Extracted data entries
----------------------------------------

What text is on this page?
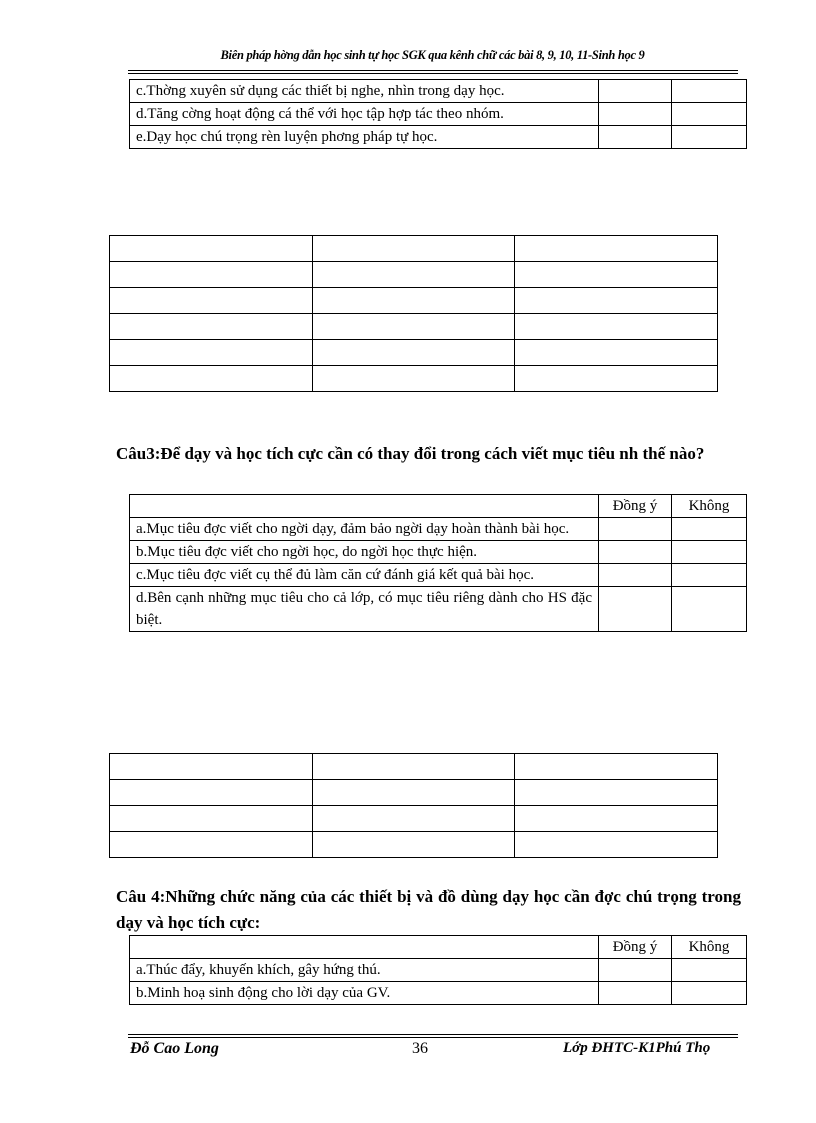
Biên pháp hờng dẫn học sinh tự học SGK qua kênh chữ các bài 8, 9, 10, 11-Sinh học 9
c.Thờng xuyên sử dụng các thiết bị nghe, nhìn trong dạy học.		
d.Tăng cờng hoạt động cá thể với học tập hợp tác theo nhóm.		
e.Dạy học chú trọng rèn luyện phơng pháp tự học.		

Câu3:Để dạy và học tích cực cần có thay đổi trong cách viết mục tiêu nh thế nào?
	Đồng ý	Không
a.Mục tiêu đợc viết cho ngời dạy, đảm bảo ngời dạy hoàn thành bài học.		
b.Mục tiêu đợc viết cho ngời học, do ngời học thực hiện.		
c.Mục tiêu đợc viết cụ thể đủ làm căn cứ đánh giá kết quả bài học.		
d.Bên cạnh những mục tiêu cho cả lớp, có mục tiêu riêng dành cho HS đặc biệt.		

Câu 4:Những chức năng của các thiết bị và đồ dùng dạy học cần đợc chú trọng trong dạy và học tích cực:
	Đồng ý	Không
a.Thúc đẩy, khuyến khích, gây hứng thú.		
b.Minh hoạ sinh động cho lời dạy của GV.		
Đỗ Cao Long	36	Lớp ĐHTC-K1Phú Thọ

----------------------------------------

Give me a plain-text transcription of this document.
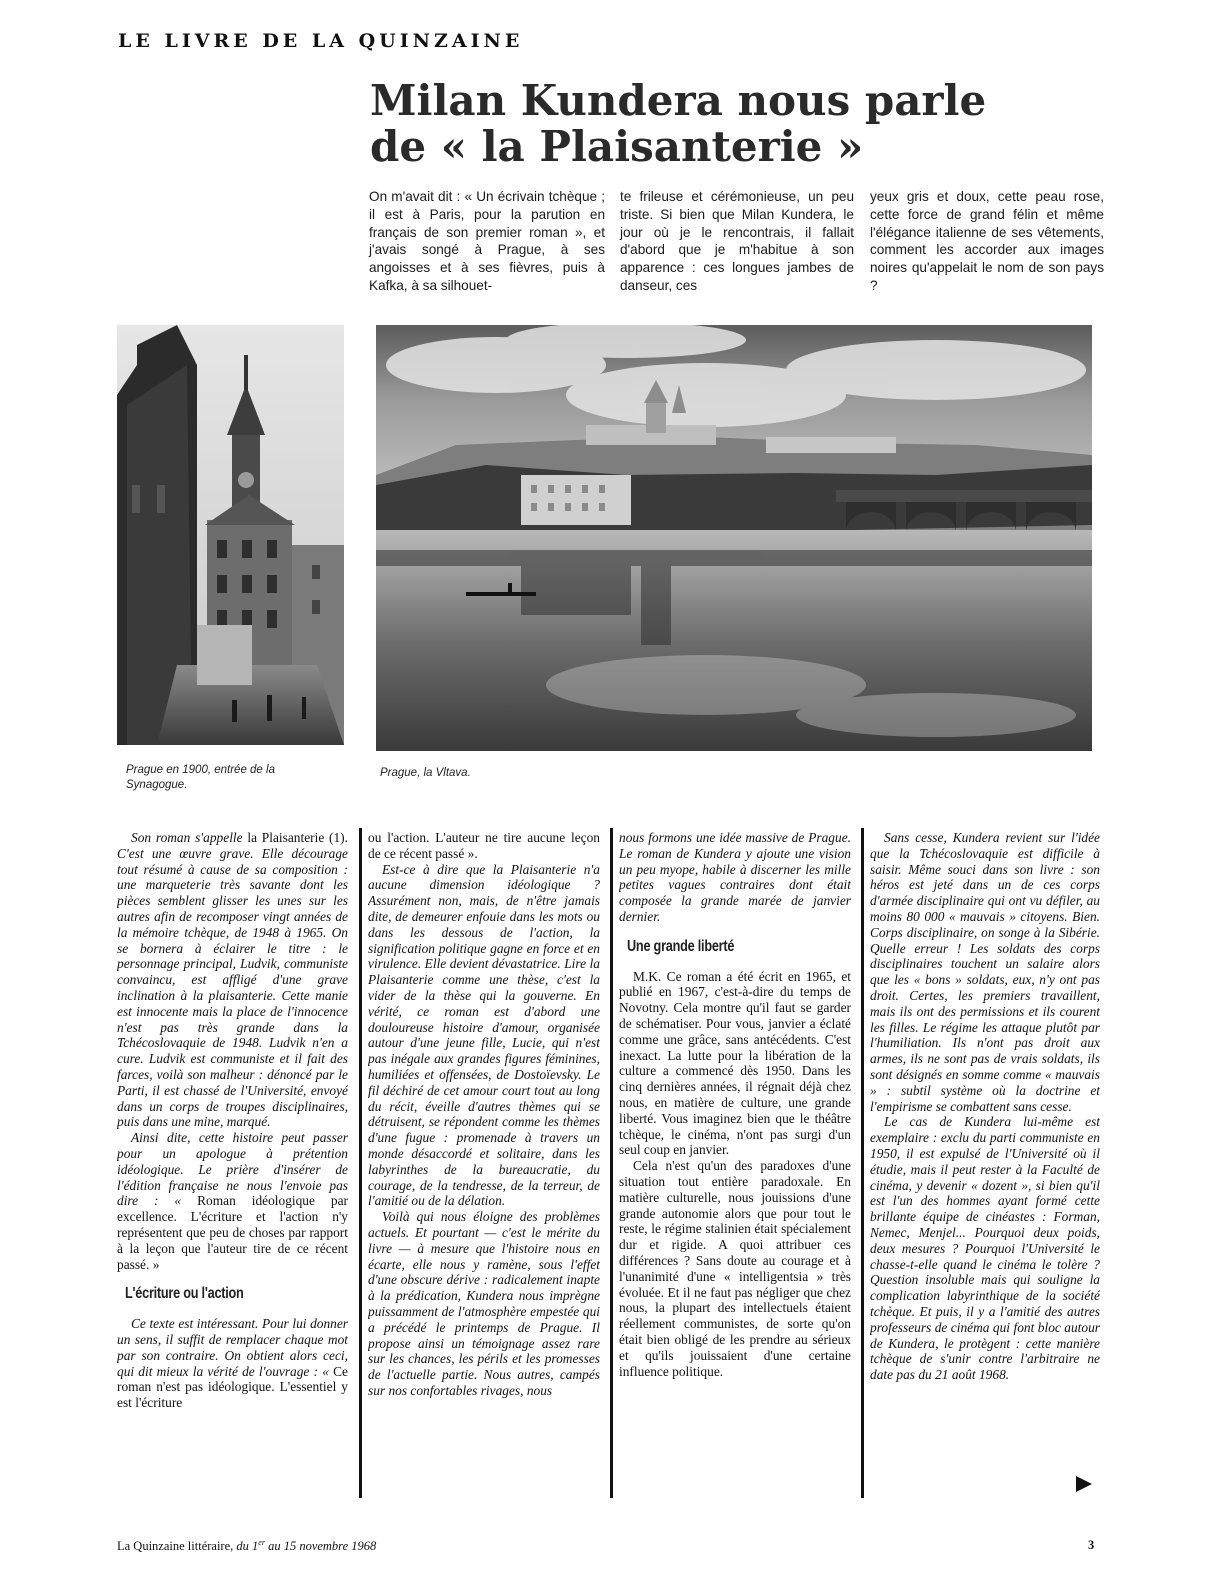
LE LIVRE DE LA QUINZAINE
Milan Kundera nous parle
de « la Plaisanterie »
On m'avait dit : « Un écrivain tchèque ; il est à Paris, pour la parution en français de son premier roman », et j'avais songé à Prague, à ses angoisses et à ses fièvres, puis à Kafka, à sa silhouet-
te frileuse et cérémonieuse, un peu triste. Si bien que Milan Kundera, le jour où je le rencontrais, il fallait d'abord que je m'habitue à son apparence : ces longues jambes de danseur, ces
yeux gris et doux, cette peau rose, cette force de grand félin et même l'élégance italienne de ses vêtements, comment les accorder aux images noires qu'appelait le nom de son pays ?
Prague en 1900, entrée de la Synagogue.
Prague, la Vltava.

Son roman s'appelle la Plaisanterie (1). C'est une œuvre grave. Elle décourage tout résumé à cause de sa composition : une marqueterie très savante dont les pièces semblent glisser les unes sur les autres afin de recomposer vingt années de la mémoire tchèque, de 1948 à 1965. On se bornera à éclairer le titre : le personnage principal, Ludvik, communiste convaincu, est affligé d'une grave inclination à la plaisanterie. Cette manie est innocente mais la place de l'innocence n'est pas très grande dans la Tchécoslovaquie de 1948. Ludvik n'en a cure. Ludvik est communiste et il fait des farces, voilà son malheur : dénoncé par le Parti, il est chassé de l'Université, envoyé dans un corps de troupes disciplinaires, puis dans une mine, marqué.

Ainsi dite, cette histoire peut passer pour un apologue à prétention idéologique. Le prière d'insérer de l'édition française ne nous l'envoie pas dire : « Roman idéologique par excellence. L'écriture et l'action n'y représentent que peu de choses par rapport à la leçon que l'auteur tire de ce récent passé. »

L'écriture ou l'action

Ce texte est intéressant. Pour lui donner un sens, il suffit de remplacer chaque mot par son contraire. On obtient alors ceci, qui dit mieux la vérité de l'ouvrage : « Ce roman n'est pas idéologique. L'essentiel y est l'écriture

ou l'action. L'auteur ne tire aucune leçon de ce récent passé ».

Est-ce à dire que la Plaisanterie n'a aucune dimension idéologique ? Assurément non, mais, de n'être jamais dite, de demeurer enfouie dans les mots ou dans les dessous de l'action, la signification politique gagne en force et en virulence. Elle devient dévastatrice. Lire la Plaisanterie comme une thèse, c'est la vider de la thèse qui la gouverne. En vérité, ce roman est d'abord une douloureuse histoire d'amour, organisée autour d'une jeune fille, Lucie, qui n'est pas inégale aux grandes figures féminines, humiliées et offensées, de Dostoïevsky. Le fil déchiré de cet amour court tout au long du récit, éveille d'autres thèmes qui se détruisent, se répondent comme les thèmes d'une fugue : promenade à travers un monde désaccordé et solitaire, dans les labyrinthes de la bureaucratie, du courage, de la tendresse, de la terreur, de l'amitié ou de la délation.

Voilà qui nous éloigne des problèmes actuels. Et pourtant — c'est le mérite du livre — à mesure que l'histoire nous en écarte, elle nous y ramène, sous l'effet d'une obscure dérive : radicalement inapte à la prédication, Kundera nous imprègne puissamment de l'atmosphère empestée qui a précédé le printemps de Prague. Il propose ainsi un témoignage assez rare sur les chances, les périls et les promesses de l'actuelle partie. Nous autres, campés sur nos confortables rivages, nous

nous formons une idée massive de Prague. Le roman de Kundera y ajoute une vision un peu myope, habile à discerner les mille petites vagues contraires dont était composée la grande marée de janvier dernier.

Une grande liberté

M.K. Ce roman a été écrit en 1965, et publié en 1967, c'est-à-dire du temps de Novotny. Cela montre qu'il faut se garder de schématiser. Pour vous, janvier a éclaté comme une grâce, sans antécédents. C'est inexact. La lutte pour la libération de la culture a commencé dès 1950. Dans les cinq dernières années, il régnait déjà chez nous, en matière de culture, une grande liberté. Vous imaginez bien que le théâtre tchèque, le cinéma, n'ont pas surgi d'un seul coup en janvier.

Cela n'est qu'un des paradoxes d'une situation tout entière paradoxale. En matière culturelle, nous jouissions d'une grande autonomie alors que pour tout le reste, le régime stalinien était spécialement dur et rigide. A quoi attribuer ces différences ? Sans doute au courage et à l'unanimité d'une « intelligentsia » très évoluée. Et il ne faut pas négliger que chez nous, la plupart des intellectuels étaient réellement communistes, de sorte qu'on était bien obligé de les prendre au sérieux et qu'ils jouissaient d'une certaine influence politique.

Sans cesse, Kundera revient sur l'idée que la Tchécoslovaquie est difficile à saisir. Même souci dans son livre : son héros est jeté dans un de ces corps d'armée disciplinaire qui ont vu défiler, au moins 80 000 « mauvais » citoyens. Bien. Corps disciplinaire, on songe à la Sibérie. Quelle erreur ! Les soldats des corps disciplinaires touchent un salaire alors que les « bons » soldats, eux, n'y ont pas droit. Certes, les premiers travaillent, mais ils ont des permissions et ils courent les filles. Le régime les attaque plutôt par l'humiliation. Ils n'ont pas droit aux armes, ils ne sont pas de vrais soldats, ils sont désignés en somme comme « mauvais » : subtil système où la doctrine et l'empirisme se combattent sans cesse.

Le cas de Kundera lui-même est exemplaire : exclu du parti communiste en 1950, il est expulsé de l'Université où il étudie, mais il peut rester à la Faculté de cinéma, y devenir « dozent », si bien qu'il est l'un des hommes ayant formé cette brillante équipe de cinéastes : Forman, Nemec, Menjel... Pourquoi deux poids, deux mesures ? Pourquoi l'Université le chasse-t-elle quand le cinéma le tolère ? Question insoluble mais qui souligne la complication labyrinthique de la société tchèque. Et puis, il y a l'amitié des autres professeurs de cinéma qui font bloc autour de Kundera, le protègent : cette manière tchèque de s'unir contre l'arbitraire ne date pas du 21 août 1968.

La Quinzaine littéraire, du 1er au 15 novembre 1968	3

----------------------------------------

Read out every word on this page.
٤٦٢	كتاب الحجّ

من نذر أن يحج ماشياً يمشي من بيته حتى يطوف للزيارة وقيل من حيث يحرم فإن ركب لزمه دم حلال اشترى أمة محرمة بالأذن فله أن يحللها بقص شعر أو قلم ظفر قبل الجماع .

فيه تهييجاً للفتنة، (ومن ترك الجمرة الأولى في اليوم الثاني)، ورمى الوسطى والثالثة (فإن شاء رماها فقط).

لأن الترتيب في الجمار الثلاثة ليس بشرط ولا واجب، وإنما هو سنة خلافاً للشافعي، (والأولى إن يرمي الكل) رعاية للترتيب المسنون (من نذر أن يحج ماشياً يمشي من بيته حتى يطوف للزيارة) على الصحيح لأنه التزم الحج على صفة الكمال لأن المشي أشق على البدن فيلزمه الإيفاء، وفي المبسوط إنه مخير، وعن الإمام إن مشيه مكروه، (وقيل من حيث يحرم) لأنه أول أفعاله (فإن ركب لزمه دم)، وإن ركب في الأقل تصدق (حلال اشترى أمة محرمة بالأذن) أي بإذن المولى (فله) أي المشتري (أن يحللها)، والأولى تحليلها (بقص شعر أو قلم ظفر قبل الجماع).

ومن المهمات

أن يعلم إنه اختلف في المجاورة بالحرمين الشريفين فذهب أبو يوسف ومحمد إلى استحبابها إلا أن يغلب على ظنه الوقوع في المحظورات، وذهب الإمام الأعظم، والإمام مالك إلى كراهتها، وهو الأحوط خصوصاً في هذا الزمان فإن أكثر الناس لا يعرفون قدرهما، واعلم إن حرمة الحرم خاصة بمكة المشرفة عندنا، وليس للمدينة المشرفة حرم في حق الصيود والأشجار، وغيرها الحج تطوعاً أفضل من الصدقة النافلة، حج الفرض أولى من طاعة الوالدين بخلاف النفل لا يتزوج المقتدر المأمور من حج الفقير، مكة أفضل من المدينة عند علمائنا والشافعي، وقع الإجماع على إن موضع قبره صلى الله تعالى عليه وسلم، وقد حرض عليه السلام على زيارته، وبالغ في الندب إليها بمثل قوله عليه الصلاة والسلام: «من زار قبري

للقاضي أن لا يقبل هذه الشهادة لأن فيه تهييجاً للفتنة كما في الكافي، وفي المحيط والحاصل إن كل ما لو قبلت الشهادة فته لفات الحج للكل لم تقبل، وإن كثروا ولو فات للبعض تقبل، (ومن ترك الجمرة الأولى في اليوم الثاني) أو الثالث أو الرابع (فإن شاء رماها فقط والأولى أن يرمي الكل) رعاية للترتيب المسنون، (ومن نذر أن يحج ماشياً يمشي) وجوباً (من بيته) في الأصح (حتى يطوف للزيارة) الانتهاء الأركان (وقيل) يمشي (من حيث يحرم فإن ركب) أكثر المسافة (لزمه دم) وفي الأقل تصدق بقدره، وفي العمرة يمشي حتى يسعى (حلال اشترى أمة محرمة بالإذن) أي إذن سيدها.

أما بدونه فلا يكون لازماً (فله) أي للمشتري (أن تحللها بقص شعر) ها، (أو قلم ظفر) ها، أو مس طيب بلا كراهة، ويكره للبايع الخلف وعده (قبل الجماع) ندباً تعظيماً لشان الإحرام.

----------------------------------------

**Brief**
Identify every line above that includes the word "رعاية", and show those lines.

**Response below**
لأن الترتيب في الجمار الثلاثة ليس بشرط ولا واجب، وإنما هو سنة خلافاً للشافعي، (والأولى إن يرمي الكل) رعاية للترتيب المسنون (من نذر أن يحج ماشياً يمشي من بيته حتى يطوف للزيارة) على الصحيح لأنه التزم الحج على صفة الكمال لأن المشي أشق على البدن فيلزمه الإيفاء، وفي المبسوط إنه مخير، وعن الإمام إن مشيه مكروه، (وقيل من حيث يحرم) لأنه أول أفعاله (فإن ركب لزمه دم)، وإن ركب في الأقل تصدق (حلال اشترى أمة محرمة بالأذن) أي بإذن المولى (فله) أي المشتري (أن يحللها)، والأولى تحليلها (بقص شعر أو قلم ظفر قبل الجماع).
للقاضي أن لا يقبل هذه الشهادة لأن فيه تهييجاً للفتنة كما في الكافي، وفي المحيط والحاصل إن كل ما لو قبلت الشهادة فته لفات الحج للكل لم تقبل، وإن كثروا ولو فات للبعض تقبل، (ومن ترك الجمرة الأولى في اليوم الثاني) أو الثالث أو الرابع (فإن شاء رماها فقط والأولى أن يرمي الكل) رعاية للترتيب المسنون، (ومن نذر أن يحج ماشياً يمشي) وجوباً (من بيته) في الأصح (حتى يطوف للزيارة) الانتهاء الأركان (وقيل) يمشي (من حيث يحرم فإن ركب) أكثر المسافة (لزمه دم) وفي الأقل تصدق بقدره، وفي العمرة يمشي حتى يسعى (حلال اشترى أمة محرمة بالإذن) أي إذن سيدها.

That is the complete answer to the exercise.